[Given request]: Copy out the entries exactly, from the first line to the last.

──────

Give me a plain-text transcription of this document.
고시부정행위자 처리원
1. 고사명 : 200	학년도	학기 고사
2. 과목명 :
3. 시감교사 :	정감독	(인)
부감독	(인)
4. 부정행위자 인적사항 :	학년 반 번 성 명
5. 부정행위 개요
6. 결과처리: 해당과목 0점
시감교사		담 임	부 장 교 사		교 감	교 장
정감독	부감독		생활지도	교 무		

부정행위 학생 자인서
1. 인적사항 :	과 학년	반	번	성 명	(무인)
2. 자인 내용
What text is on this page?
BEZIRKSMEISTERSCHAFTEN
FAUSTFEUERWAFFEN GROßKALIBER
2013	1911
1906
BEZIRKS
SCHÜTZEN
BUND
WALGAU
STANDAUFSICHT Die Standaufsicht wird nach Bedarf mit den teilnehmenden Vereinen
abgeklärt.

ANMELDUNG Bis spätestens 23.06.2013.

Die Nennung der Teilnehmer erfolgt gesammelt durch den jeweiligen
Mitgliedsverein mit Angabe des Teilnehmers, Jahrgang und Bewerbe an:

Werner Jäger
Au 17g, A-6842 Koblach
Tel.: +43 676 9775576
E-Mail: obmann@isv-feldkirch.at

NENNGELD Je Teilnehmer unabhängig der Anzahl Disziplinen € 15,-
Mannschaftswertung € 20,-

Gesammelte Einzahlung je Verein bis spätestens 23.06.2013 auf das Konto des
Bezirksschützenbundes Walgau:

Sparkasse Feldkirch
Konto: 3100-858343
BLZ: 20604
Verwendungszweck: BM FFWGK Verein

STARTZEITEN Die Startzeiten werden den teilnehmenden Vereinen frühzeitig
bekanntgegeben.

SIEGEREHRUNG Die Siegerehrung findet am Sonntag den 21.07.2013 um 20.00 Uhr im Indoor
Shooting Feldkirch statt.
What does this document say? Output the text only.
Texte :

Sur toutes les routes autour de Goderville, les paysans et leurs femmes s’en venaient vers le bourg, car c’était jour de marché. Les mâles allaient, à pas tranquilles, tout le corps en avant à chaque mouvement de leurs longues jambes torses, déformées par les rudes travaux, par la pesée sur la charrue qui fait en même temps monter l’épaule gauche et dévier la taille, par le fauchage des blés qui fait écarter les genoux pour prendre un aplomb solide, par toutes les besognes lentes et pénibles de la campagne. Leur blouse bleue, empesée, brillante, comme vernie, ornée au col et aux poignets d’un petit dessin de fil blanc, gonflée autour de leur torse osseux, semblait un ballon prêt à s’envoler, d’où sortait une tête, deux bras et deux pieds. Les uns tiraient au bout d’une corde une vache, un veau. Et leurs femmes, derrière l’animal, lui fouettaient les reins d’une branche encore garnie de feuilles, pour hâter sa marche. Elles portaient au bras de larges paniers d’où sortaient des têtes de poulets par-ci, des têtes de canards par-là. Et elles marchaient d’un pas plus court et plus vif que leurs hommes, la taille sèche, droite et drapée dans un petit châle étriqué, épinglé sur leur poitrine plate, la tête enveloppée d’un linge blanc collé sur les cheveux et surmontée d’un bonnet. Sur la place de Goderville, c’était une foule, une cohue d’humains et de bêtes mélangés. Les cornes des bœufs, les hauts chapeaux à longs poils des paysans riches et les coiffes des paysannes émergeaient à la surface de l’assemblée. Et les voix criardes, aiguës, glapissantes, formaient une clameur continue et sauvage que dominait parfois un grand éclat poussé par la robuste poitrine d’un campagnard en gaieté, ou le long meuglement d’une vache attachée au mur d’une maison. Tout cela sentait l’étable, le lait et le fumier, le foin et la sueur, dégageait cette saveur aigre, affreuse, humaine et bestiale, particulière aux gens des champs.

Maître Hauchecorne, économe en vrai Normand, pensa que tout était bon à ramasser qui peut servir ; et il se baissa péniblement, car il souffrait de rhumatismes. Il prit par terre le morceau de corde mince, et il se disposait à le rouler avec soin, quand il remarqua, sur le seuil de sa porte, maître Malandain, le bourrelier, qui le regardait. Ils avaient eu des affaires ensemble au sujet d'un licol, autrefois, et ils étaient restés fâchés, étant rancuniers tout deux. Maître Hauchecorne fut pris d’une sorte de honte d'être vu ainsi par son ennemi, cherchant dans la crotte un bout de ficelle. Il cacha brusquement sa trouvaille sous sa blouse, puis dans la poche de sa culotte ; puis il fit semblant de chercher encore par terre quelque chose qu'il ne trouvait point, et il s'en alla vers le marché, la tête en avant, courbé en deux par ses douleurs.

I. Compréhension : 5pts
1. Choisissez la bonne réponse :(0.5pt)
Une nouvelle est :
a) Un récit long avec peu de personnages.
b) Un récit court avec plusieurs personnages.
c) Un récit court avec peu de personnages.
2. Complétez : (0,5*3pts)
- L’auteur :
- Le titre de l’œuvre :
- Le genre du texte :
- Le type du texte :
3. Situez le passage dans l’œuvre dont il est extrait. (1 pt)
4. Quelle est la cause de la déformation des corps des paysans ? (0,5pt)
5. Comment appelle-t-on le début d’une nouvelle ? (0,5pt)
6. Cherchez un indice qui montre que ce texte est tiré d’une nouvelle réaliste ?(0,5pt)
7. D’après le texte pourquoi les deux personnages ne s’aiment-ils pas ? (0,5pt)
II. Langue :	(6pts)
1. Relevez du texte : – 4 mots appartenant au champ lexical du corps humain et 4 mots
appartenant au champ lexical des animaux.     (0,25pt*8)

──────

[Result of this task]:
Give me a plain-text transcription of this document.
고시부정행위자 처리원
1. 고사명 : 200	학년도	학기 고사
2. 과목명 :
3. 시감교사 :	정감독	(인)
부감독	(인)
4. 부정행위자 인적사항 :	학년 반 번 성 명
5. 부정행위 개요
6. 결과처리: 해당과목 0점
시감교사		담 임	부 장 교 사		교 감	교 장
정감독	부감독		생활지도	교 무		

부정행위 학생 자인서
1. 인적사항 :	과 학년	반	번	성 명	(무인)
2. 자인 내용
What text is on this page?
BEZIRKSMEISTERSCHAFTEN
FAUSTFEUERWAFFEN GROßKALIBER
2013	1911
1906
BEZIRKS
SCHÜTZEN
BUND
WALGAU
STANDAUFSICHT Die Standaufsicht wird nach Bedarf mit den teilnehmenden Vereinen
abgeklärt.

ANMELDUNG Bis spätestens 23.06.2013.

Die Nennung der Teilnehmer erfolgt gesammelt durch den jeweiligen
Mitgliedsverein mit Angabe des Teilnehmers, Jahrgang und Bewerbe an:

Werner Jäger
Au 17g, A-6842 Koblach
Tel.: +43 676 9775576
E-Mail: obmann@isv-feldkirch.at

NENNGELD Je Teilnehmer unabhängig der Anzahl Disziplinen € 15,-
Mannschaftswertung € 20,-

Gesammelte Einzahlung je Verein bis spätestens 23.06.2013 auf das Konto des
Bezirksschützenbundes Walgau:

Sparkasse Feldkirch
Konto: 3100-858343
BLZ: 20604
Verwendungszweck: BM FFWGK Verein

STARTZEITEN Die Startzeiten werden den teilnehmenden Vereinen frühzeitig
bekanntgegeben.

SIEGEREHRUNG Die Siegerehrung findet am Sonntag den 21.07.2013 um 20.00 Uhr im Indoor
Shooting Feldkirch statt.
What does this document say? Output the text only.
Texte :

Sur toutes les routes autour de Goderville, les paysans et leurs femmes s’en venaient vers le bourg, car c’était jour de marché. Les mâles allaient, à pas tranquilles, tout le corps en avant à chaque mouvement de leurs longues jambes torses, déformées par les rudes travaux, par la pesée sur la charrue qui fait en même temps monter l’épaule gauche et dévier la taille, par le fauchage des blés qui fait écarter les genoux pour prendre un aplomb solide, par toutes les besognes lentes et pénibles de la campagne. Leur blouse bleue, empesée, brillante, comme vernie, ornée au col et aux poignets d’un petit dessin de fil blanc, gonflée autour de leur torse osseux, semblait un ballon prêt à s’envoler, d’où sortait une tête, deux bras et deux pieds. Les uns tiraient au bout d’une corde une vache, un veau. Et leurs femmes, derrière l’animal, lui fouettaient les reins d’une branche encore garnie de feuilles, pour hâter sa marche. Elles portaient au bras de larges paniers d’où sortaient des têtes de poulets par-ci, des têtes de canards par-là. Et elles marchaient d’un pas plus court et plus vif que leurs hommes, la taille sèche, droite et drapée dans un petit châle étriqué, épinglé sur leur poitrine plate, la tête enveloppée d’un linge blanc collé sur les cheveux et surmontée d’un bonnet. Sur la place de Goderville, c’était une foule, une cohue d’humains et de bêtes mélangés. Les cornes des bœufs, les hauts chapeaux à longs poils des paysans riches et les coiffes des paysannes émergeaient à la surface de l’assemblée. Et les voix criardes, aiguës, glapissantes, formaient une clameur continue et sauvage que dominait parfois un grand éclat poussé par la robuste poitrine d’un campagnard en gaieté, ou le long meuglement d’une vache attachée au mur d’une maison. Tout cela sentait l’étable, le lait et le fumier, le foin et la sueur, dégageait cette saveur aigre, affreuse, humaine et bestiale, particulière aux gens des champs.

Maître Hauchecorne, économe en vrai Normand, pensa que tout était bon à ramasser qui peut servir ; et il se baissa péniblement, car il souffrait de rhumatismes. Il prit par terre le morceau de corde mince, et il se disposait à le rouler avec soin, quand il remarqua, sur le seuil de sa porte, maître Malandain, le bourrelier, qui le regardait. Ils avaient eu des affaires ensemble au sujet d'un licol, autrefois, et ils étaient restés fâchés, étant rancuniers tout deux. Maître Hauchecorne fut pris d’une sorte de honte d'être vu ainsi par son ennemi, cherchant dans la crotte un bout de ficelle. Il cacha brusquement sa trouvaille sous sa blouse, puis dans la poche de sa culotte ; puis il fit semblant de chercher encore par terre quelque chose qu'il ne trouvait point, et il s'en alla vers le marché, la tête en avant, courbé en deux par ses douleurs.

I. Compréhension : 5pts
1. Choisissez la bonne réponse :(0.5pt)
Une nouvelle est :
a) Un récit long avec peu de personnages.
b) Un récit court avec plusieurs personnages.
c) Un récit court avec peu de personnages.
2. Complétez : (0,5*3pts)
- L’auteur :
- Le titre de l’œuvre :
- Le genre du texte :
- Le type du texte :
3. Situez le passage dans l’œuvre dont il est extrait. (1 pt)
4. Quelle est la cause de la déformation des corps des paysans ? (0,5pt)
5. Comment appelle-t-on le début d’une nouvelle ? (0,5pt)
6. Cherchez un indice qui montre que ce texte est tiré d’une nouvelle réaliste ?(0,5pt)
7. D’après le texte pourquoi les deux personnages ne s’aiment-ils pas ? (0,5pt)
II. Langue :	(6pts)
1. Relevez du texte : – 4 mots appartenant au champ lexical du corps humain et 4 mots
appartenant au champ lexical des animaux.     (0,25pt*8)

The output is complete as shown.